Es preocupante, y mucho, el resultado que revelan las pruebas Saber 11, es decir, las que el Icfes hace a los estudiantes del país que terminan su año lectivo. Según análisis de EL TIEMPO, el resultado –una media de 250 puntos sobre 500– en las cinco competencias evaluadas es de los más bajos desde el año 2016, cuando se llegó a 264, una “disminución grande”, como reconoció la propia directora de la entidad.
Tanto ella como la ministra de Educación coinciden en que la parte alentadora es que no se viene cayendo al ritmo que se venía cayendo hace unos años y que es posible mejorar la situación.
Bogotá la saca barata. El promedio en la ciudad para el año 2021 es superior al del resto del país: 254,9 en colegios oficiales y 294,4 en privados, para un promedio de 272,2. Más alto, incluso, que el de Barranquilla, Medellín, Cartagena y Cali.
En lectura crítica estamos por debajo de Bucaramanga y Tunja en el sector oficial, y mucho mejor en el privado; mientras que en matemáticas hay un importante descenso frente a 2019 y 2020, tanto en educación pública como privada.
En inglés, si bien hubo un descenso en el año 2020 frente al 2019, en el 2021 el puntaje aumentó en todo el país. En los colegios oficiales de Bogotá ese aumento fue de casi tres puntos entre 2019 y 2021, y en instituciones privadas mucho mayor: cuatro puntos.
Pero más allá de esto,
varias cosas explicarían el bajón. La más evidente de todas es el agotamiento del modelo educativo. Hasta los estudiantes lo advierten. (
Les recomiendo leer una entrevista reciente que le hice a la rectora de la Universidad de los Andes, Raquel Bernal). Las clases memorizadas están mandadas a recoger hace rato. El otro es el rezago en algunas secretarías regionales, responsables de velar por que se cumplan las estrategias educativas, con más innovación y mayor compromiso. También está la falta de recursos en colegios y escuelas del país para hacer más llevadera la situación. Y obviamente están la calidad de los profesores y profesoras, su preparación, los recursos con que cuentan y las metodologías que emplean a la hora de enseñar.

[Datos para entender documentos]
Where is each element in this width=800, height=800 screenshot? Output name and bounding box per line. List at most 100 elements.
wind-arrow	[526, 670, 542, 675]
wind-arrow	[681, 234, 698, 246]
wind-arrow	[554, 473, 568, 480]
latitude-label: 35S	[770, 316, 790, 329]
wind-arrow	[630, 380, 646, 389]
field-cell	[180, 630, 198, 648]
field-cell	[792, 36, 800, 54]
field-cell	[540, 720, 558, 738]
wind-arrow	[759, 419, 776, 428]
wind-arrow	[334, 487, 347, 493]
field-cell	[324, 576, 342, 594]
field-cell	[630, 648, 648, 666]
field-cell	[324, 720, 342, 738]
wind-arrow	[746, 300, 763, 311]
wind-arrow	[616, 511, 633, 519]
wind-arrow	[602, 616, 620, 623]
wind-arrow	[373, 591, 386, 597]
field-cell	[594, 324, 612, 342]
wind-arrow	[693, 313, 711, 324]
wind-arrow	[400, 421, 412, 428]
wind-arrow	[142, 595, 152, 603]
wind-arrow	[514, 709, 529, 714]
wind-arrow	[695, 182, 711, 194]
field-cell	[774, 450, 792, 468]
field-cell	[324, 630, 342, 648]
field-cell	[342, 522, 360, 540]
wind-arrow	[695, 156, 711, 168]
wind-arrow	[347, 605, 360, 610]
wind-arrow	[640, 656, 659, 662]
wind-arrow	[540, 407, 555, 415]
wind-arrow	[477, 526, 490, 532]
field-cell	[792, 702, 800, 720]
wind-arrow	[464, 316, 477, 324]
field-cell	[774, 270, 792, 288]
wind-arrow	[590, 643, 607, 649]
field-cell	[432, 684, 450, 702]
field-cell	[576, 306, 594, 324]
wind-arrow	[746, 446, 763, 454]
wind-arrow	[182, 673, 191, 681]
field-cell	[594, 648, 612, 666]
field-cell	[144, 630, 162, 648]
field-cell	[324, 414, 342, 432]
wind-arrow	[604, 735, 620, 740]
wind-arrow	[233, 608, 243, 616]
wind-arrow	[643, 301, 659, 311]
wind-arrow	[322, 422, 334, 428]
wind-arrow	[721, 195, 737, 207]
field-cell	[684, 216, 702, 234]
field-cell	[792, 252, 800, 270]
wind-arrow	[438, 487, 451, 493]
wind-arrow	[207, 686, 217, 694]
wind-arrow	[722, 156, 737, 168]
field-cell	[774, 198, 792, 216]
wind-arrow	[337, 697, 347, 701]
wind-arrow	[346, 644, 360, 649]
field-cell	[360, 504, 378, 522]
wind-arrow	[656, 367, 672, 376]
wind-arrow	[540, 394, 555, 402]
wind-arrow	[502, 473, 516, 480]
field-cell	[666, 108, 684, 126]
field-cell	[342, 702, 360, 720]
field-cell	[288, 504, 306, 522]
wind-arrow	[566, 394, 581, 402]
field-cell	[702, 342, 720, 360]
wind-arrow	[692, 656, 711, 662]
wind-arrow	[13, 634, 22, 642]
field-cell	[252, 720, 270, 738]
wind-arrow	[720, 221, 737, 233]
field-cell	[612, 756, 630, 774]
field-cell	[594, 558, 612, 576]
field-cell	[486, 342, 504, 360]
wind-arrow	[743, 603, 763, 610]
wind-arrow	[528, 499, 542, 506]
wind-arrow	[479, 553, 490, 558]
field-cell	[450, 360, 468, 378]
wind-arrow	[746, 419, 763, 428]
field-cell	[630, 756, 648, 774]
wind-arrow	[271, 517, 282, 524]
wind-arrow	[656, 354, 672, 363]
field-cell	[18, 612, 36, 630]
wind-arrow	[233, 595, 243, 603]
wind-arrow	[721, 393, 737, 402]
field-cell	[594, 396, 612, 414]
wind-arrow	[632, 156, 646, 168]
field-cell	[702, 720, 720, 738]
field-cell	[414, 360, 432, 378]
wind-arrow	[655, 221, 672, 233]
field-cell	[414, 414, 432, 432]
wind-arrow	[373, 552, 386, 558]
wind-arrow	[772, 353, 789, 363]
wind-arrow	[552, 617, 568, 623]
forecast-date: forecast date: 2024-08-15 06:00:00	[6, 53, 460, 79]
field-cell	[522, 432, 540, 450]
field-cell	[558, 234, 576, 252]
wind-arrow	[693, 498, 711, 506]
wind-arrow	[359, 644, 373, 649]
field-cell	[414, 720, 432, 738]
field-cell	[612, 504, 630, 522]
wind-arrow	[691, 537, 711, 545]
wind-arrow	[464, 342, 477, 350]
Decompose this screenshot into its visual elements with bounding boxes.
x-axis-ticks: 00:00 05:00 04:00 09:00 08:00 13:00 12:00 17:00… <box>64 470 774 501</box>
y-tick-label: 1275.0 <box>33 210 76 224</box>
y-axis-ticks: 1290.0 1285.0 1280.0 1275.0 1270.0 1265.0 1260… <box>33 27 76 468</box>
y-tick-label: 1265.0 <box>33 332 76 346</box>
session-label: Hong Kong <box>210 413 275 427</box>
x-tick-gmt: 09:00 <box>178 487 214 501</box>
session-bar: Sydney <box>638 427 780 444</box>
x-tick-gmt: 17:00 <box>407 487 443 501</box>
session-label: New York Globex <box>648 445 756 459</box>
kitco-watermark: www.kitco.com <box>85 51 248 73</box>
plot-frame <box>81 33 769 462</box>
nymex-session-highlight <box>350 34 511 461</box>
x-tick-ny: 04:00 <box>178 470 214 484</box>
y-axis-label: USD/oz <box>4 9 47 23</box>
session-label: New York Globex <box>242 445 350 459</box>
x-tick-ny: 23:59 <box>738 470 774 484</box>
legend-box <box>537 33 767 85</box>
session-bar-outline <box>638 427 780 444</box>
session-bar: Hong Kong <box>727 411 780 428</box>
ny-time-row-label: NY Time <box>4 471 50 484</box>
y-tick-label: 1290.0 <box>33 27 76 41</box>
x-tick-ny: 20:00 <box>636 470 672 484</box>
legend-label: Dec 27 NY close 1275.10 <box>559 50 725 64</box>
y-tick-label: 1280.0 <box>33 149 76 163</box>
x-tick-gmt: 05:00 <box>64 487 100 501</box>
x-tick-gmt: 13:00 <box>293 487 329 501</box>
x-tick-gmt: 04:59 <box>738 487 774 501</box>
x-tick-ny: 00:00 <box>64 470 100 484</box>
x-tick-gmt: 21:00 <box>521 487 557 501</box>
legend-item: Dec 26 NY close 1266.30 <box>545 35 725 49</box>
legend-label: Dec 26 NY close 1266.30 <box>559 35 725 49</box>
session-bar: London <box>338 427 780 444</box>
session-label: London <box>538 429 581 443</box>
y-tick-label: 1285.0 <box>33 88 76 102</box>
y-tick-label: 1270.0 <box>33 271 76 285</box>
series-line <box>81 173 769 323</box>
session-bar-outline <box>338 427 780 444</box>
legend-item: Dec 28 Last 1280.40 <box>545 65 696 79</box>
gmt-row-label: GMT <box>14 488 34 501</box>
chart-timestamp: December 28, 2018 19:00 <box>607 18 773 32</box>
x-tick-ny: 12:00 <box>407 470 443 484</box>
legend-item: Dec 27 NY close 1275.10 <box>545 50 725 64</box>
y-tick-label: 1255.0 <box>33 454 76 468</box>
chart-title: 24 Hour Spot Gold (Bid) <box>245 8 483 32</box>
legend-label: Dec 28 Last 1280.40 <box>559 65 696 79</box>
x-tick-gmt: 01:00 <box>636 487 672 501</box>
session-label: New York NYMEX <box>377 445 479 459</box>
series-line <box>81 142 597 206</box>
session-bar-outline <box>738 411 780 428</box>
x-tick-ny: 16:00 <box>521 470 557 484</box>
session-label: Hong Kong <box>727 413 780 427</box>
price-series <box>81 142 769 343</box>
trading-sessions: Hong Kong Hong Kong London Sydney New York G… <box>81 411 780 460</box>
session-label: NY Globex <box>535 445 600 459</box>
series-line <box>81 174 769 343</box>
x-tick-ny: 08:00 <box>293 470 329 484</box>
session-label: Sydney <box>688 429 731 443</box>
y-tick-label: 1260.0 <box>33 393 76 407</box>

# Consigna 1
En el texto sobre las pruebas Saber 11, ¿cuál fue el promedio de Bogotá en 2021?
# Consigna 2
Vuelve a escribir el texto sobre las pruebas Saber 11 desde "Es preocupante, y" hasta "Cartagena y Cali.", pero pon "esperanzadora" donde dice "alentadora".

# Respuesta escrita 1
272,2 puntos.

# Respuesta escrita 2
Es preocupante, y mucho, el resultado que revelan las pruebas Saber 11, es decir, las que el Icfes hace a los estudiantes del país que terminan su año lectivo. Según análisis de EL TIEMPO, el resultado –una media de 250 puntos sobre 500– en las cinco competencias evaluadas es de los más bajos desde el año 2016, cuando se llegó a 264, una “disminución grande”, como reconoció la propia directora de la entidad.
Tanto ella como la ministra de Educación coinciden en que la parte esperanzadora es que no se viene cayendo al ritmo que se venía cayendo hace unos años y que es posible mejorar la situación.
Bogotá la saca barata. El promedio en la ciudad para el año 2021 es superior al del resto del país: 254,9 en colegios oficiales y 294,4 en privados, para un promedio de 272,2. Más alto, incluso, que el de Barranquilla, Medellín, Cartagena y Cali.